CHALLENGE A: Name every username that posted in the forum thread below, with each name listed only once.

READING PASSAGE:

============

# Vintage Spring Water Bottle Value Assistance



## Ironman611 (Aug 9, 2019)

Good Morning Members, 

I have some vintage Spring Water bottles that I could use your expertise on to put a value on. The blue tinted bottles are Great Bear Spring Water, and the one to the right is Pine Hill Mountain Spring Water. There is a larger, unmarked on in the back and a smaller lined one as well. Any help is greatly appreciated.


----------



## Ironman611 (Aug 9, 2019)

Nobody?


----------



## sandchip (Aug 9, 2019)

I wish I could be of some help, but I don't know a whole lot about them.  The tops make me think later in age though.


----------



## CanadianBottles (Aug 9, 2019)

I think they're pretty recent as well.  I don't know if these sorts of bottles are particularly collectible or not.  I imagine the space they take up must mean that there aren't too many people who collect them.  I've seen some people on here who have a few of the older ones in their collection, but these don't look that old - I'm thinking 70s or so as a rough guess.


----------



## coreya (Aug 11, 2019)

Some of These used to get some good money but as with most collectables there are ups and downs. The unmarked ones might get 5-10 from someone who wants a big piggy bank, made in mexico ones I wouldn't give a dime for and recycle. The ones with embossing on them need better pics of the bottoms and wording.


----------



## hemihampton (Aug 11, 2019)

Any city or state names on them. I collect the smaller 1/2 gallon 64 oz'ers from Michigan. LEON.


----------



## American (Aug 14, 2019)

Good for making your own wine or beer.


----------

============

ENTRIES SHOWN:
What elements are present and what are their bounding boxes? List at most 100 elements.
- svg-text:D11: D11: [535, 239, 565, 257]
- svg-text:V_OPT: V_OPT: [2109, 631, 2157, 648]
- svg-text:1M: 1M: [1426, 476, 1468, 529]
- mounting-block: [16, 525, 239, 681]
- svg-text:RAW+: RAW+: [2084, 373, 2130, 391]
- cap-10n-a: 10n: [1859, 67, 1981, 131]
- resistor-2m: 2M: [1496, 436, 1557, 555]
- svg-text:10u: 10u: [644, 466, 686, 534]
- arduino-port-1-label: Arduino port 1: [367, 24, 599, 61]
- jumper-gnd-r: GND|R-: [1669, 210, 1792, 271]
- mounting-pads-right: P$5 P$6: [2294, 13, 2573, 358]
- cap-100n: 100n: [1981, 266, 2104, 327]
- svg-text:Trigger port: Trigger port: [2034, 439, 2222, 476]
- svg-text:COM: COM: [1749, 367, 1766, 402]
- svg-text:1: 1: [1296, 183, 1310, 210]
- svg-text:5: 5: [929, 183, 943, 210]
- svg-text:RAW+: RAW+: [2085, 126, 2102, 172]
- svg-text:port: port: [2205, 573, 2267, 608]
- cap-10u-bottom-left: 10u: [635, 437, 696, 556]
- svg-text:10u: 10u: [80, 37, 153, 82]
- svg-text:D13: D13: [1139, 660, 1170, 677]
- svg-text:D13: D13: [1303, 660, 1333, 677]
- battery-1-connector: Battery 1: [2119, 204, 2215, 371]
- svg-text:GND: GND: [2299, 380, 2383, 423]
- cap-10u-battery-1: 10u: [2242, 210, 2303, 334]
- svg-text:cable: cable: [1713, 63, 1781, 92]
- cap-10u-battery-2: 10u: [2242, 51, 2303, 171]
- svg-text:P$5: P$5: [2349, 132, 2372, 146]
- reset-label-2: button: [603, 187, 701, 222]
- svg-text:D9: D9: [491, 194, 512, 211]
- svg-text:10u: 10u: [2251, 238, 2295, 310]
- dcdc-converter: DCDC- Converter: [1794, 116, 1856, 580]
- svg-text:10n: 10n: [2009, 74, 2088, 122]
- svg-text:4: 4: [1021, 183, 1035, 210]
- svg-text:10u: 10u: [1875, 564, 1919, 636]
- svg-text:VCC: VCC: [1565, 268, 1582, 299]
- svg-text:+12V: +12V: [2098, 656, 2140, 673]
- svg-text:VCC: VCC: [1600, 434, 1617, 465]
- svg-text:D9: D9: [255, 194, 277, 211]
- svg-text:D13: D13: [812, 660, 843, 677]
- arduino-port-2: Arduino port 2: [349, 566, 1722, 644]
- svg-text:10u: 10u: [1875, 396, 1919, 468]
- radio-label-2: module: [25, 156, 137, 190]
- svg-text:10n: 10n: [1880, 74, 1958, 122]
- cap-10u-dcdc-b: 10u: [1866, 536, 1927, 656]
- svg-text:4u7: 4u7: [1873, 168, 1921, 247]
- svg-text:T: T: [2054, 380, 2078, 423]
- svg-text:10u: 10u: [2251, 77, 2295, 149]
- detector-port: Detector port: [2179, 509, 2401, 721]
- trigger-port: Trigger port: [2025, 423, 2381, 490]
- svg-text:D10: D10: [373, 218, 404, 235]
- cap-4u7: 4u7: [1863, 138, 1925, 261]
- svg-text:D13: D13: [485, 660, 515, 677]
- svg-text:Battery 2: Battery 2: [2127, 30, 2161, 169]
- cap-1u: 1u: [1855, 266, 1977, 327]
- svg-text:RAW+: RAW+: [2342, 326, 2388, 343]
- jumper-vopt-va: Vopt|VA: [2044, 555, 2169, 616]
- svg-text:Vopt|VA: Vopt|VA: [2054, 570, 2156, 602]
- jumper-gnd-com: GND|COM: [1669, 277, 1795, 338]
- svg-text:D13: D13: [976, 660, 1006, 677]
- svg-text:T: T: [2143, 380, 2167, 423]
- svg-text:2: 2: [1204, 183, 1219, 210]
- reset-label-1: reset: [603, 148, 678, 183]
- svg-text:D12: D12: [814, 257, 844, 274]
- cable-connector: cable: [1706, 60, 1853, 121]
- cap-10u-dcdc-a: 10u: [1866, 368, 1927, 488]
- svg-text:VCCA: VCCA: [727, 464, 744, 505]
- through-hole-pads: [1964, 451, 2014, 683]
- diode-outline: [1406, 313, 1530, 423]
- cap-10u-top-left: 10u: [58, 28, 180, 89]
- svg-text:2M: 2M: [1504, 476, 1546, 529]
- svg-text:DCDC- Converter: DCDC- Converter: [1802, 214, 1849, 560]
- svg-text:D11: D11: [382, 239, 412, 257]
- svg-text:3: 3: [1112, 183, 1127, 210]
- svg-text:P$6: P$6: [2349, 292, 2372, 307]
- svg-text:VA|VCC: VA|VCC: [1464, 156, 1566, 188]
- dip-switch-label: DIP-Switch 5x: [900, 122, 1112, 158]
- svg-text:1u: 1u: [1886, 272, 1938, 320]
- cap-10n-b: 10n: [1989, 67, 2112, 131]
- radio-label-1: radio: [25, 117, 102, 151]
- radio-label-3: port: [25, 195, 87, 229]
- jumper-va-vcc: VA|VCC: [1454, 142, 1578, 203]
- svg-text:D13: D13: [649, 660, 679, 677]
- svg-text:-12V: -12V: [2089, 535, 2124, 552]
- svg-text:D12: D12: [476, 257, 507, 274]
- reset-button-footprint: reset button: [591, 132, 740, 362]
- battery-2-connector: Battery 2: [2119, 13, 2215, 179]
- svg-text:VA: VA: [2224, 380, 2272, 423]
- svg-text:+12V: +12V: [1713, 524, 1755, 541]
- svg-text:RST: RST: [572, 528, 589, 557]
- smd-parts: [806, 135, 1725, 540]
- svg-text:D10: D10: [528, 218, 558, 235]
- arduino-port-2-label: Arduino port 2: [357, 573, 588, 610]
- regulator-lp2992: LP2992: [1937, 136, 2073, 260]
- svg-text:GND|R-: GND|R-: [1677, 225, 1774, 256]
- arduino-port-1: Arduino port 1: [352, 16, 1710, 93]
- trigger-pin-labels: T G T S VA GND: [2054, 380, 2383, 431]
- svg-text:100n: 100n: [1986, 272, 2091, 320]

============

CHALLENGE B: Return each line in the entries above that contains the string "connector".

WRITTEN SOLUTION A: Ironman611, sandchip, CanadianBottles, coreya, hemihampton, American

WRITTEN SOLUTION B:
- battery-1-connector: Battery 1: [2119, 204, 2215, 371]
- cable-connector: cable: [1706, 60, 1853, 121]
- battery-2-connector: Battery 2: [2119, 13, 2215, 179]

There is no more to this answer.